Produce a word-for-word copy of the listing below without its pictures.

*-*-*

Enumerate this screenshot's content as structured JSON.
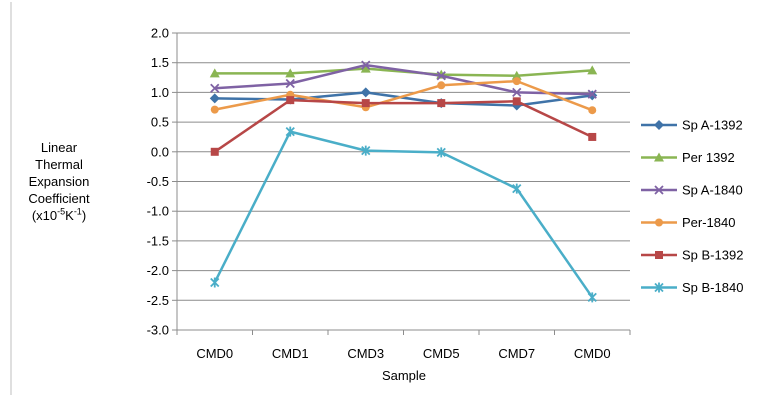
{
  "chart_data": {
    "type": "line",
    "title": "",
    "xlabel": "Sample",
    "ylabel": {
      "lines": [
        "Linear",
        "Thermal",
        "Expansion",
        "Coefficient"
      ],
      "unit_prefix": "(x10",
      "unit_exp1": "-5",
      "unit_mid": "K",
      "unit_exp2": "-1",
      "unit_suffix": ")"
    },
    "categories": [
      "CMD0",
      "CMD1",
      "CMD3",
      "CMD5",
      "CMD7",
      "CMD0"
    ],
    "ylim": [
      -3.0,
      2.0
    ],
    "yticks": [
      "2.0",
      "1.5",
      "1.0",
      "0.5",
      "0.0",
      "-0.5",
      "-1.0",
      "-1.5",
      "-2.0",
      "-2.5",
      "-3.0"
    ],
    "grid": true,
    "legend_position": "right",
    "series": [
      {
        "name": "Sp A-1392",
        "color": "#3f73a8",
        "marker": "diamond",
        "values": [
          0.9,
          0.88,
          1.0,
          0.82,
          0.78,
          0.95
        ]
      },
      {
        "name": "Per 1392",
        "color": "#8ab553",
        "marker": "triangle",
        "values": [
          1.32,
          1.32,
          1.4,
          1.3,
          1.28,
          1.37
        ]
      },
      {
        "name": "Sp A-1840",
        "color": "#7f62a4",
        "marker": "x",
        "values": [
          1.07,
          1.15,
          1.46,
          1.28,
          1.0,
          0.97
        ]
      },
      {
        "name": "Per-1840",
        "color": "#ec9a4a",
        "marker": "circle",
        "values": [
          0.71,
          0.96,
          0.75,
          1.12,
          1.19,
          0.7
        ]
      },
      {
        "name": "Sp B-1392",
        "color": "#b74747",
        "marker": "square",
        "values": [
          0.0,
          0.87,
          0.82,
          0.82,
          0.85,
          0.25
        ]
      },
      {
        "name": "Sp B-1840",
        "color": "#4aaec8",
        "marker": "star",
        "values": [
          -2.2,
          0.34,
          0.02,
          -0.01,
          -0.62,
          -2.45
        ]
      }
    ]
  }
}
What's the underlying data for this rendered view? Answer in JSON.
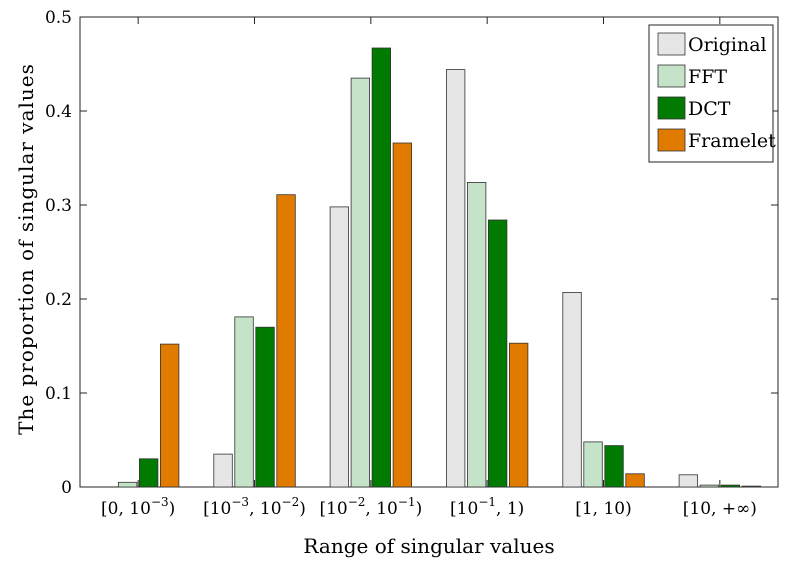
{
  "chart_data": {
    "type": "bar",
    "xlabel": "Range of singular values",
    "ylabel": "The proportion of singular values",
    "ylim": [
      0,
      0.5
    ],
    "yticks": [
      "0",
      "0.1",
      "0.2",
      "0.3",
      "0.4",
      "0.5"
    ],
    "categories": [
      {
        "base": "[0, 10",
        "sup": "−3",
        "tail": ")"
      },
      {
        "base": "[10",
        "sup": "−3",
        "mid": ", 10",
        "sup2": "−2",
        "tail": ")"
      },
      {
        "base": "[10",
        "sup": "−2",
        "mid": ", 10",
        "sup2": "−1",
        "tail": ")"
      },
      {
        "base": "[10",
        "sup": "−1",
        "tail": ", 1)"
      },
      {
        "base": "[1, 10)"
      },
      {
        "base": "[10, +∞)"
      }
    ],
    "series": [
      {
        "name": "Original",
        "color": "#e6e6e6",
        "values": [
          0.0,
          0.035,
          0.298,
          0.444,
          0.207,
          0.013
        ]
      },
      {
        "name": "FFT",
        "color": "#c4e3c8",
        "values": [
          0.005,
          0.181,
          0.435,
          0.324,
          0.048,
          0.002
        ]
      },
      {
        "name": "DCT",
        "color": "#007a00",
        "values": [
          0.03,
          0.17,
          0.467,
          0.284,
          0.044,
          0.002
        ]
      },
      {
        "name": "Framelet",
        "color": "#e07b00",
        "values": [
          0.152,
          0.311,
          0.366,
          0.153,
          0.014,
          0.001
        ]
      }
    ],
    "legend_position": "top-right"
  }
}
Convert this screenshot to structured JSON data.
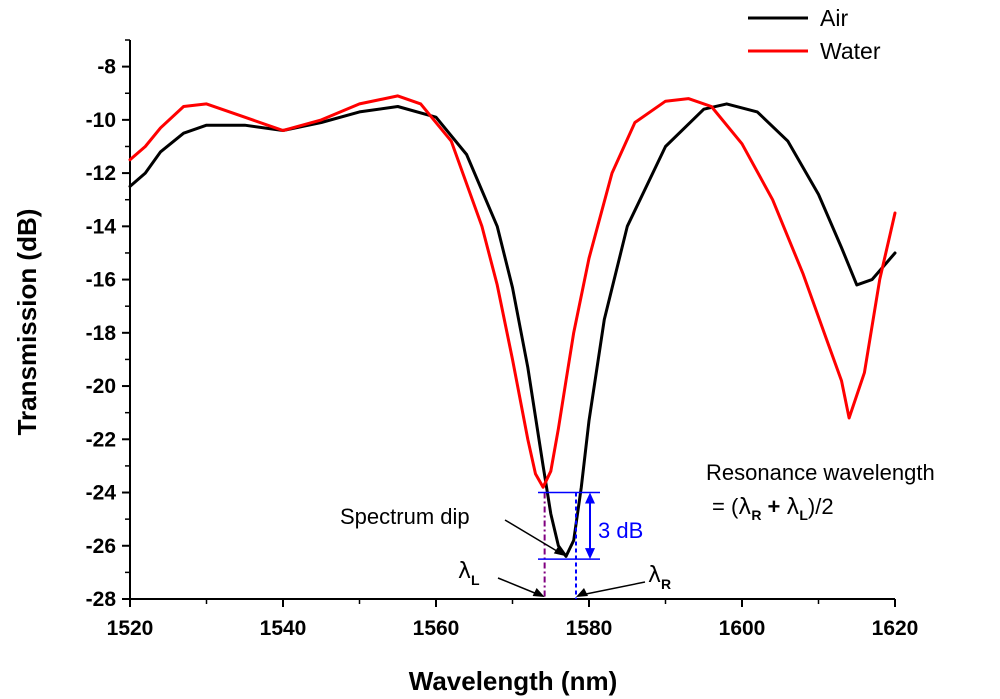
{
  "chart_data": {
    "type": "line",
    "title": "",
    "xlabel": "Wavelength (nm)",
    "ylabel": "Transmission (dB)",
    "xlim": [
      1520,
      1620
    ],
    "ylim": [
      -28,
      -7
    ],
    "x_ticks": [
      1520,
      1540,
      1560,
      1580,
      1600,
      1620
    ],
    "y_ticks": [
      -28,
      -26,
      -24,
      -22,
      -20,
      -18,
      -16,
      -14,
      -12,
      -10,
      -8
    ],
    "grid": false,
    "legend_position": "top-right",
    "series": [
      {
        "name": "Air",
        "color": "#000000",
        "x": [
          1520,
          1522,
          1524,
          1527,
          1530,
          1535,
          1540,
          1545,
          1550,
          1555,
          1560,
          1564,
          1568,
          1570,
          1572,
          1574,
          1575,
          1576,
          1577,
          1578,
          1579,
          1580,
          1582,
          1585,
          1590,
          1595,
          1598,
          1602,
          1606,
          1610,
          1613,
          1615,
          1617,
          1620
        ],
        "y": [
          -12.5,
          -12.0,
          -11.2,
          -10.5,
          -10.2,
          -10.2,
          -10.4,
          -10.1,
          -9.7,
          -9.5,
          -9.9,
          -11.3,
          -14.0,
          -16.3,
          -19.3,
          -23.0,
          -24.8,
          -26.0,
          -26.4,
          -25.8,
          -23.8,
          -21.3,
          -17.5,
          -14.0,
          -11.0,
          -9.6,
          -9.4,
          -9.7,
          -10.8,
          -12.8,
          -14.8,
          -16.2,
          -16.0,
          -15.0
        ]
      },
      {
        "name": "Water",
        "color": "#ff0000",
        "x": [
          1520,
          1522,
          1524,
          1527,
          1530,
          1535,
          1540,
          1545,
          1550,
          1555,
          1558,
          1562,
          1566,
          1568,
          1570,
          1572,
          1573,
          1574,
          1575,
          1576,
          1577,
          1578,
          1580,
          1583,
          1586,
          1590,
          1593,
          1596,
          1600,
          1604,
          1608,
          1611,
          1613,
          1614,
          1616,
          1618,
          1620
        ],
        "y": [
          -11.5,
          -11.0,
          -10.3,
          -9.5,
          -9.4,
          -9.9,
          -10.4,
          -10.0,
          -9.4,
          -9.1,
          -9.4,
          -10.8,
          -14.0,
          -16.2,
          -19.0,
          -22.0,
          -23.3,
          -23.8,
          -23.2,
          -21.6,
          -19.8,
          -18.0,
          -15.2,
          -12.0,
          -10.1,
          -9.3,
          -9.2,
          -9.5,
          -10.9,
          -13.0,
          -15.8,
          -18.2,
          -19.8,
          -21.2,
          -19.5,
          -16.0,
          -13.5
        ]
      }
    ],
    "annotations": {
      "spectrum_dip": "Spectrum dip",
      "three_db": "3 dB",
      "three_db_range": [
        -26.5,
        -24.0
      ],
      "lambda_left_x": 1574.2,
      "lambda_right_x": 1578.3,
      "dip_x": 1577.1,
      "dip_y": -26.4,
      "resonance_line1": "Resonance wavelength",
      "resonance_prefix": "= (",
      "lambda_symbol": "λ",
      "sub_R": "R",
      "sub_L": "L",
      "plus": "+",
      "resonance_suffix": ")/2",
      "marker_color": "#0000ff",
      "left_marker_color": "#800080"
    }
  }
}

*-*-*

_Full solution_
Enumerate this screenshot's content as structured JSON.
{
  "chart_data": {
    "type": "line",
    "title": "",
    "xlabel": "Sample",
    "ylabel": {
      "lines": [
        "Linear",
        "Thermal",
        "Expansion",
        "Coefficient"
      ],
      "unit_prefix": "(x10",
      "unit_exp1": "-5",
      "unit_mid": "K",
      "unit_exp2": "-1",
      "unit_suffix": ")"
    },
    "categories": [
      "CMD0",
      "CMD1",
      "CMD3",
      "CMD5",
      "CMD7",
      "CMD0"
    ],
    "ylim": [
      -3.0,
      2.0
    ],
    "yticks": [
      "2.0",
      "1.5",
      "1.0",
      "0.5",
      "0.0",
      "-0.5",
      "-1.0",
      "-1.5",
      "-2.0",
      "-2.5",
      "-3.0"
    ],
    "grid": true,
    "legend_position": "right",
    "series": [
      {
        "name": "Sp A-1392",
        "color": "#3f73a8",
        "marker": "diamond",
        "values": [
          0.9,
          0.88,
          1.0,
          0.82,
          0.78,
          0.95
        ]
      },
      {
        "name": "Per 1392",
        "color": "#8ab553",
        "marker": "triangle",
        "values": [
          1.32,
          1.32,
          1.4,
          1.3,
          1.28,
          1.37
        ]
      },
      {
        "name": "Sp A-1840",
        "color": "#7f62a4",
        "marker": "x",
        "values": [
          1.07,
          1.15,
          1.46,
          1.28,
          1.0,
          0.97
        ]
      },
      {
        "name": "Per-1840",
        "color": "#ec9a4a",
        "marker": "circle",
        "values": [
          0.71,
          0.96,
          0.75,
          1.12,
          1.19,
          0.7
        ]
      },
      {
        "name": "Sp B-1392",
        "color": "#b74747",
        "marker": "square",
        "values": [
          0.0,
          0.87,
          0.82,
          0.82,
          0.85,
          0.25
        ]
      },
      {
        "name": "Sp B-1840",
        "color": "#4aaec8",
        "marker": "star",
        "values": [
          -2.2,
          0.34,
          0.02,
          -0.01,
          -0.62,
          -2.45
        ]
      }
    ]
  }
}
What's the underlying data for this rendered view? Answer in JSON.
{
  "chart_data": {
    "type": "bar",
    "xlabel": "Range of singular values",
    "ylabel": "The proportion of singular values",
    "ylim": [
      0,
      0.5
    ],
    "yticks": [
      "0",
      "0.1",
      "0.2",
      "0.3",
      "0.4",
      "0.5"
    ],
    "categories": [
      {
        "base": "[0, 10",
        "sup": "−3",
        "tail": ")"
      },
      {
        "base": "[10",
        "sup": "−3",
        "mid": ", 10",
        "sup2": "−2",
        "tail": ")"
      },
      {
        "base": "[10",
        "sup": "−2",
        "mid": ", 10",
        "sup2": "−1",
        "tail": ")"
      },
      {
        "base": "[10",
        "sup": "−1",
        "tail": ", 1)"
      },
      {
        "base": "[1, 10)"
      },
      {
        "base": "[10, +∞)"
      }
    ],
    "series": [
      {
        "name": "Original",
        "color": "#e6e6e6",
        "values": [
          0.0,
          0.035,
          0.298,
          0.444,
          0.207,
          0.013
        ]
      },
      {
        "name": "FFT",
        "color": "#c4e3c8",
        "values": [
          0.005,
          0.181,
          0.435,
          0.324,
          0.048,
          0.002
        ]
      },
      {
        "name": "DCT",
        "color": "#007a00",
        "values": [
          0.03,
          0.17,
          0.467,
          0.284,
          0.044,
          0.002
        ]
      },
      {
        "name": "Framelet",
        "color": "#e07b00",
        "values": [
          0.152,
          0.311,
          0.366,
          0.153,
          0.014,
          0.001
        ]
      }
    ],
    "legend_position": "top-right"
  }
}
Convert this screenshot to structured JSON data.
{
  "chart_data": {
    "type": "line",
    "title": "",
    "xlabel": "Wavelength (nm)",
    "ylabel": "Transmission (dB)",
    "xlim": [
      1520,
      1620
    ],
    "ylim": [
      -28,
      -7
    ],
    "x_ticks": [
      1520,
      1540,
      1560,
      1580,
      1600,
      1620
    ],
    "y_ticks": [
      -28,
      -26,
      -24,
      -22,
      -20,
      -18,
      -16,
      -14,
      -12,
      -10,
      -8
    ],
    "grid": false,
    "legend_position": "top-right",
    "series": [
      {
        "name": "Air",
        "color": "#000000",
        "x": [
          1520,
          1522,
          1524,
          1527,
          1530,
          1535,
          1540,
          1545,
          1550,
          1555,
          1560,
          1564,
          1568,
          1570,
          1572,
          1574,
          1575,
          1576,
          1577,
          1578,
          1579,
          1580,
          1582,
          1585,
          1590,
          1595,
          1598,
          1602,
          1606,
          1610,
          1613,
          1615,
          1617,
          1620
        ],
        "y": [
          -12.5,
          -12.0,
          -11.2,
          -10.5,
          -10.2,
          -10.2,
          -10.4,
          -10.1,
          -9.7,
          -9.5,
          -9.9,
          -11.3,
          -14.0,
          -16.3,
          -19.3,
          -23.0,
          -24.8,
          -26.0,
          -26.4,
          -25.8,
          -23.8,
          -21.3,
          -17.5,
          -14.0,
          -11.0,
          -9.6,
          -9.4,
          -9.7,
          -10.8,
          -12.8,
          -14.8,
          -16.2,
          -16.0,
          -15.0
        ]
      },
      {
        "name": "Water",
        "color": "#ff0000",
        "x": [
          1520,
          1522,
          1524,
          1527,
          1530,
          1535,
          1540,
          1545,
          1550,
          1555,
          1558,
          1562,
          1566,
          1568,
          1570,
          1572,
          1573,
          1574,
          1575,
          1576,
          1577,
          1578,
          1580,
          1583,
          1586,
          1590,
          1593,
          1596,
          1600,
          1604,
          1608,
          1611,
          1613,
          1614,
          1616,
          1618,
          1620
        ],
        "y": [
          -11.5,
          -11.0,
          -10.3,
          -9.5,
          -9.4,
          -9.9,
          -10.4,
          -10.0,
          -9.4,
          -9.1,
          -9.4,
          -10.8,
          -14.0,
          -16.2,
          -19.0,
          -22.0,
          -23.3,
          -23.8,
          -23.2,
          -21.6,
          -19.8,
          -18.0,
          -15.2,
          -12.0,
          -10.1,
          -9.3,
          -9.2,
          -9.5,
          -10.9,
          -13.0,
          -15.8,
          -18.2,
          -19.8,
          -21.2,
          -19.5,
          -16.0,
          -13.5
        ]
      }
    ],
    "annotations": {
      "spectrum_dip": "Spectrum dip",
      "three_db": "3 dB",
      "three_db_range": [
        -26.5,
        -24.0
      ],
      "lambda_left_x": 1574.2,
      "lambda_right_x": 1578.3,
      "dip_x": 1577.1,
      "dip_y": -26.4,
      "resonance_line1": "Resonance wavelength",
      "resonance_prefix": "= (",
      "lambda_symbol": "λ",
      "sub_R": "R",
      "sub_L": "L",
      "plus": "+",
      "resonance_suffix": ")/2",
      "marker_color": "#0000ff",
      "left_marker_color": "#800080"
    }
  }
}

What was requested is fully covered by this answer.